=== Information shown ===

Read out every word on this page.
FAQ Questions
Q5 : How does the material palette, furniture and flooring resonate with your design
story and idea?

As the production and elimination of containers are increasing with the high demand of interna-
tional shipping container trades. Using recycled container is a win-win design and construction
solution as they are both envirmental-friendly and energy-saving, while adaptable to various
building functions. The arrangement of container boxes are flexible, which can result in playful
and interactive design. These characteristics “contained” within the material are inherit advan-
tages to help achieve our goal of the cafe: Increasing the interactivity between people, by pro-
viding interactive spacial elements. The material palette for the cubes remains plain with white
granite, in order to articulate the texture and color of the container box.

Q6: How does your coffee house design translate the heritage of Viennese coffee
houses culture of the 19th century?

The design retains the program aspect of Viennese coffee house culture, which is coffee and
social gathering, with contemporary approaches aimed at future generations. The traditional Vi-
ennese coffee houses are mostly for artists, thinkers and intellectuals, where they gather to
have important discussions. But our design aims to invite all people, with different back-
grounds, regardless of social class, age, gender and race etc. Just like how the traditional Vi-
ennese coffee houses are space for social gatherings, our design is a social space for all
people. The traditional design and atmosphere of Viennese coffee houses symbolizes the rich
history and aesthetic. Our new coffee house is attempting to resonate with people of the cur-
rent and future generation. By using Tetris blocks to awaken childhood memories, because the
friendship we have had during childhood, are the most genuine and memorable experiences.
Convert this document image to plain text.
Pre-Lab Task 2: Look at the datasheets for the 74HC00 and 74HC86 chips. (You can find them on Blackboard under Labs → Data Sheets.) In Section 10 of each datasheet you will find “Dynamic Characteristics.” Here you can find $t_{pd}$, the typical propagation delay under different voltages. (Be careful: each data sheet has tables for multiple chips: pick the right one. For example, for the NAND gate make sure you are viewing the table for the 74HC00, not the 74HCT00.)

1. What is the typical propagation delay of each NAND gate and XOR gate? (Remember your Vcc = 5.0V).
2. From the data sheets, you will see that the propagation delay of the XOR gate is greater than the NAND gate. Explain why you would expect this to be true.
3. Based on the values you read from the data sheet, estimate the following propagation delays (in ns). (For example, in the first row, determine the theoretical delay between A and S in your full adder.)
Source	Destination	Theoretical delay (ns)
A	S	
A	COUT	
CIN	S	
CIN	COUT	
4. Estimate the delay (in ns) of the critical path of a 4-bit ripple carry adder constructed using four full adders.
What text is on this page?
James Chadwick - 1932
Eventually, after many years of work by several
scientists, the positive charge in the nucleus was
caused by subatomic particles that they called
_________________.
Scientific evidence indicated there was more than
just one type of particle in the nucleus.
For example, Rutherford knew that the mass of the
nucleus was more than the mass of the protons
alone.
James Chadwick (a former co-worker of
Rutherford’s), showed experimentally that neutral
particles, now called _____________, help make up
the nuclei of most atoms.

===

## [Written exercise]
Repeat the listing exactly, from its first line to its last.

## [Solution]
Read out every word on this page.
FAQ Questions
Q5 : How does the material palette, furniture and flooring resonate with your design
story and idea?

As the production and elimination of containers are increasing with the high demand of interna-
tional shipping container trades. Using recycled container is a win-win design and construction
solution as they are both envirmental-friendly and energy-saving, while adaptable to various
building functions. The arrangement of container boxes are flexible, which can result in playful
and interactive design. These characteristics “contained” within the material are inherit advan-
tages to help achieve our goal of the cafe: Increasing the interactivity between people, by pro-
viding interactive spacial elements. The material palette for the cubes remains plain with white
granite, in order to articulate the texture and color of the container box.

Q6: How does your coffee house design translate the heritage of Viennese coffee
houses culture of the 19th century?

The design retains the program aspect of Viennese coffee house culture, which is coffee and
social gathering, with contemporary approaches aimed at future generations. The traditional Vi-
ennese coffee houses are mostly for artists, thinkers and intellectuals, where they gather to
have important discussions. But our design aims to invite all people, with different back-
grounds, regardless of social class, age, gender and race etc. Just like how the traditional Vi-
ennese coffee houses are space for social gatherings, our design is a social space for all
people. The traditional design and atmosphere of Viennese coffee houses symbolizes the rich
history and aesthetic. Our new coffee house is attempting to resonate with people of the cur-
rent and future generation. By using Tetris blocks to awaken childhood memories, because the
friendship we have had during childhood, are the most genuine and memorable experiences.
Convert this document image to plain text.
Pre-Lab Task 2: Look at the datasheets for the 74HC00 and 74HC86 chips. (You can find them on Blackboard under Labs → Data Sheets.) In Section 10 of each datasheet you will find “Dynamic Characteristics.” Here you can find $t_{pd}$, the typical propagation delay under different voltages. (Be careful: each data sheet has tables for multiple chips: pick the right one. For example, for the NAND gate make sure you are viewing the table for the 74HC00, not the 74HCT00.)

1. What is the typical propagation delay of each NAND gate and XOR gate? (Remember your Vcc = 5.0V).
2. From the data sheets, you will see that the propagation delay of the XOR gate is greater than the NAND gate. Explain why you would expect this to be true.
3. Based on the values you read from the data sheet, estimate the following propagation delays (in ns). (For example, in the first row, determine the theoretical delay between A and S in your full adder.)
Source	Destination	Theoretical delay (ns)
A	S	
A	COUT	
CIN	S	
CIN	COUT	
4. Estimate the delay (in ns) of the critical path of a 4-bit ripple carry adder constructed using four full adders.
What text is on this page?
James Chadwick - 1932
Eventually, after many years of work by several
scientists, the positive charge in the nucleus was
caused by subatomic particles that they called
_________________.
Scientific evidence indicated there was more than
just one type of particle in the nucleus.
For example, Rutherford knew that the mass of the
nucleus was more than the mass of the protons
alone.
James Chadwick (a former co-worker of
Rutherford’s), showed experimentally that neutral
particles, now called _____________, help make up
the nuclei of most atoms.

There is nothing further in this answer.